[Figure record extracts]

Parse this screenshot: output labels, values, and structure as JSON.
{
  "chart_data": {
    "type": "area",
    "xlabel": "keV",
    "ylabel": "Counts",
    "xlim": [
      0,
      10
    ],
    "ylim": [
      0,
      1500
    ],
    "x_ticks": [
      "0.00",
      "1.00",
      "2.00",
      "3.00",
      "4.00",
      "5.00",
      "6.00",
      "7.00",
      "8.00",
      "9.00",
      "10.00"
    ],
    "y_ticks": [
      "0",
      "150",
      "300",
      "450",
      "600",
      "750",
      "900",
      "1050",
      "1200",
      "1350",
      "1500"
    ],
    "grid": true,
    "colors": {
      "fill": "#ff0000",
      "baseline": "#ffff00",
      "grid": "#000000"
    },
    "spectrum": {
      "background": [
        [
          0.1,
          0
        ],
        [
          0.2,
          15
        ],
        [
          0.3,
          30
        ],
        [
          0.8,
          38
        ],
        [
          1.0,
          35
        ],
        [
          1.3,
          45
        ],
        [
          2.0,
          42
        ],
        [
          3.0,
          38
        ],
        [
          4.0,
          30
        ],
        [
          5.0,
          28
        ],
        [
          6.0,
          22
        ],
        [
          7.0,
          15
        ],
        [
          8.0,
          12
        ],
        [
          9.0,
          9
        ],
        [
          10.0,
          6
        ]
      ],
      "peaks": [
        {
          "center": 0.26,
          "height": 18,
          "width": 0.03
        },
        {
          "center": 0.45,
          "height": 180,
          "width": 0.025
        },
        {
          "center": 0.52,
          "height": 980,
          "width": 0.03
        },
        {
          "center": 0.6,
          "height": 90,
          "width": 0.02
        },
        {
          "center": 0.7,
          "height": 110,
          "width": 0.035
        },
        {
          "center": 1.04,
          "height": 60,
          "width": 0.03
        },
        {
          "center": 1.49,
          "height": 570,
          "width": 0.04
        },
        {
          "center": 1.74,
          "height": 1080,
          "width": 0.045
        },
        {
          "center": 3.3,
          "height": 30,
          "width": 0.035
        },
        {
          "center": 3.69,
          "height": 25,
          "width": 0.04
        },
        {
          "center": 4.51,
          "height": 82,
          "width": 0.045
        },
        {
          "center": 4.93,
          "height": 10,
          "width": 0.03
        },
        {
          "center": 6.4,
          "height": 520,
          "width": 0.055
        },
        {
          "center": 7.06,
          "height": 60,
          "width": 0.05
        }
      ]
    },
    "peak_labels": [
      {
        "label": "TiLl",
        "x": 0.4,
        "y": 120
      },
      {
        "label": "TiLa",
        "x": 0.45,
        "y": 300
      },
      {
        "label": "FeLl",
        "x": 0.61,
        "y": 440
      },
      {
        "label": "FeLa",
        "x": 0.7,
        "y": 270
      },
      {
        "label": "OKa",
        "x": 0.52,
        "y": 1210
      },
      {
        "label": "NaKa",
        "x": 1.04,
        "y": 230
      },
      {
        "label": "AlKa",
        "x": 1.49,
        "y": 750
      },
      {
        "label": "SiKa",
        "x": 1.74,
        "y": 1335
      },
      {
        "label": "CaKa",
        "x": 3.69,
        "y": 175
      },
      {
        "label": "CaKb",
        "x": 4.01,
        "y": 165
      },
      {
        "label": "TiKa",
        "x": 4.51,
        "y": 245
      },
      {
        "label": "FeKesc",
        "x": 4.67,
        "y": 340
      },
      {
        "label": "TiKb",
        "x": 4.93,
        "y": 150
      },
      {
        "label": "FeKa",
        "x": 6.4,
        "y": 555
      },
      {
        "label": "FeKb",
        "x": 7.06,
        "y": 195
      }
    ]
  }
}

(Exercise) Copy out each record from above, exactly.

(Answer for the task)
Parse this screenshot: output labels, values, and structure as JSON.
{
  "chart_data": {
    "type": "area",
    "xlabel": "keV",
    "ylabel": "Counts",
    "xlim": [
      0,
      10
    ],
    "ylim": [
      0,
      1500
    ],
    "x_ticks": [
      "0.00",
      "1.00",
      "2.00",
      "3.00",
      "4.00",
      "5.00",
      "6.00",
      "7.00",
      "8.00",
      "9.00",
      "10.00"
    ],
    "y_ticks": [
      "0",
      "150",
      "300",
      "450",
      "600",
      "750",
      "900",
      "1050",
      "1200",
      "1350",
      "1500"
    ],
    "grid": true,
    "colors": {
      "fill": "#ff0000",
      "baseline": "#ffff00",
      "grid": "#000000"
    },
    "spectrum": {
      "background": [
        [
          0.1,
          0
        ],
        [
          0.2,
          15
        ],
        [
          0.3,
          30
        ],
        [
          0.8,
          38
        ],
        [
          1.0,
          35
        ],
        [
          1.3,
          45
        ],
        [
          2.0,
          42
        ],
        [
          3.0,
          38
        ],
        [
          4.0,
          30
        ],
        [
          5.0,
          28
        ],
        [
          6.0,
          22
        ],
        [
          7.0,
          15
        ],
        [
          8.0,
          12
        ],
        [
          9.0,
          9
        ],
        [
          10.0,
          6
        ]
      ],
      "peaks": [
        {
          "center": 0.26,
          "height": 18,
          "width": 0.03
        },
        {
          "center": 0.45,
          "height": 180,
          "width": 0.025
        },
        {
          "center": 0.52,
          "height": 980,
          "width": 0.03
        },
        {
          "center": 0.6,
          "height": 90,
          "width": 0.02
        },
        {
          "center": 0.7,
          "height": 110,
          "width": 0.035
        },
        {
          "center": 1.04,
          "height": 60,
          "width": 0.03
        },
        {
          "center": 1.49,
          "height": 570,
          "width": 0.04
        },
        {
          "center": 1.74,
          "height": 1080,
          "width": 0.045
        },
        {
          "center": 3.3,
          "height": 30,
          "width": 0.035
        },
        {
          "center": 3.69,
          "height": 25,
          "width": 0.04
        },
        {
          "center": 4.51,
          "height": 82,
          "width": 0.045
        },
        {
          "center": 4.93,
          "height": 10,
          "width": 0.03
        },
        {
          "center": 6.4,
          "height": 520,
          "width": 0.055
        },
        {
          "center": 7.06,
          "height": 60,
          "width": 0.05
        }
      ]
    },
    "peak_labels": [
      {
        "label": "TiLl",
        "x": 0.4,
        "y": 120
      },
      {
        "label": "TiLa",
        "x": 0.45,
        "y": 300
      },
      {
        "label": "FeLl",
        "x": 0.61,
        "y": 440
      },
      {
        "label": "FeLa",
        "x": 0.7,
        "y": 270
      },
      {
        "label": "OKa",
        "x": 0.52,
        "y": 1210
      },
      {
        "label": "NaKa",
        "x": 1.04,
        "y": 230
      },
      {
        "label": "AlKa",
        "x": 1.49,
        "y": 750
      },
      {
        "label": "SiKa",
        "x": 1.74,
        "y": 1335
      },
      {
        "label": "CaKa",
        "x": 3.69,
        "y": 175
      },
      {
        "label": "CaKb",
        "x": 4.01,
        "y": 165
      },
      {
        "label": "TiKa",
        "x": 4.51,
        "y": 245
      },
      {
        "label": "FeKesc",
        "x": 4.67,
        "y": 340
      },
      {
        "label": "TiKb",
        "x": 4.93,
        "y": 150
      },
      {
        "label": "FeKa",
        "x": 6.4,
        "y": 555
      },
      {
        "label": "FeKb",
        "x": 7.06,
        "y": 195
      }
    ]
  }
}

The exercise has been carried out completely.